··· GIVEN INFORMATION

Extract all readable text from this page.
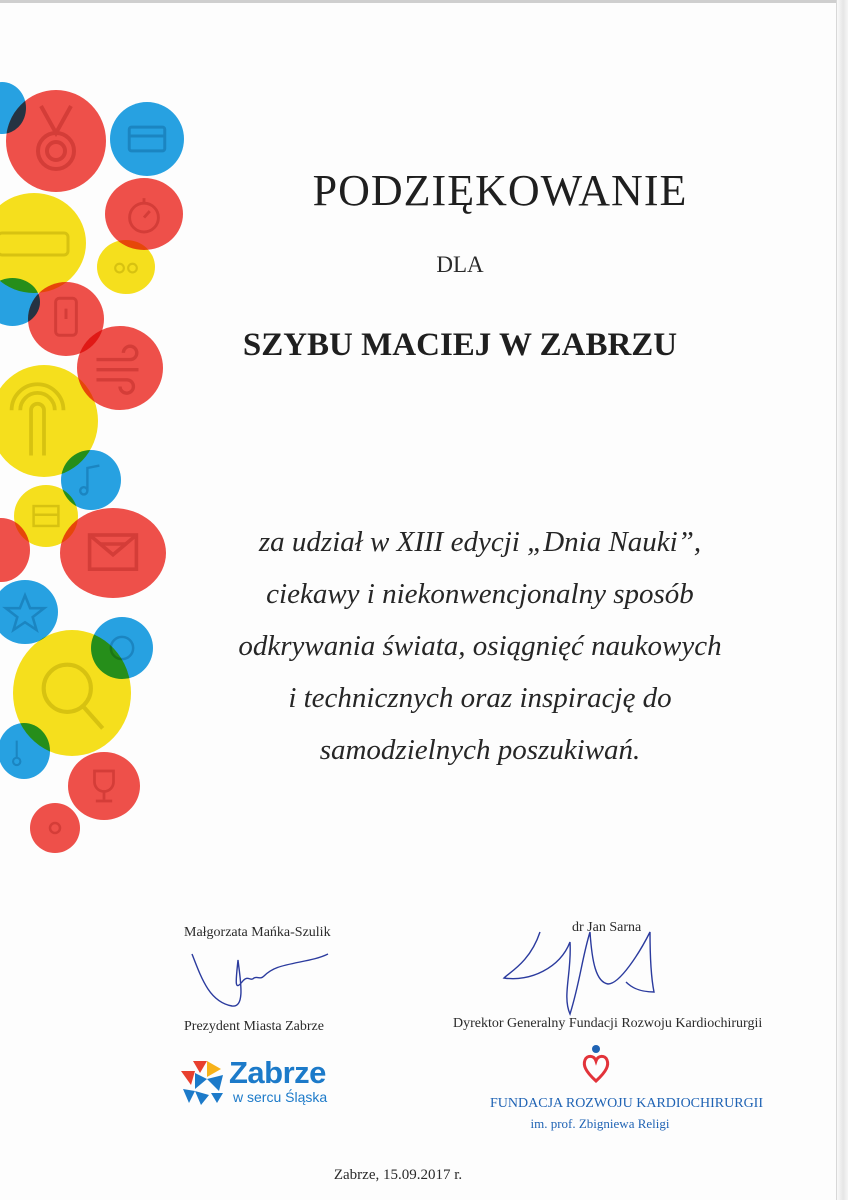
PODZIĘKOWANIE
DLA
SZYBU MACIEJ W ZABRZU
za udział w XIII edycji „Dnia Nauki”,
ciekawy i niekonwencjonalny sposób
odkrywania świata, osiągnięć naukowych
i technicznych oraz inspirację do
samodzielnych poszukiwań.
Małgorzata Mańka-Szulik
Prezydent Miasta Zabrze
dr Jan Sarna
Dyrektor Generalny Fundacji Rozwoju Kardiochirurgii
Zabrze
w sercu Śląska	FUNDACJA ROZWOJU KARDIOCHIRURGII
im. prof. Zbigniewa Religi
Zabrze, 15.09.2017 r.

······

## WHAT YOU ARE ASKED TO DO
Transcribe all the lines above exactly, apart from the pictures.

## FINAL RESULT
Extract all readable text from this page.
PODZIĘKOWANIE
DLA
SZYBU MACIEJ W ZABRZU
za udział w XIII edycji „Dnia Nauki”,
ciekawy i niekonwencjonalny sposób
odkrywania świata, osiągnięć naukowych
i technicznych oraz inspirację do
samodzielnych poszukiwań.
Małgorzata Mańka-Szulik
Prezydent Miasta Zabrze
dr Jan Sarna
Dyrektor Generalny Fundacji Rozwoju Kardiochirurgii
Zabrze
w sercu Śląska	FUNDACJA ROZWOJU KARDIOCHIRURGII
im. prof. Zbigniewa Religi
Zabrze, 15.09.2017 r.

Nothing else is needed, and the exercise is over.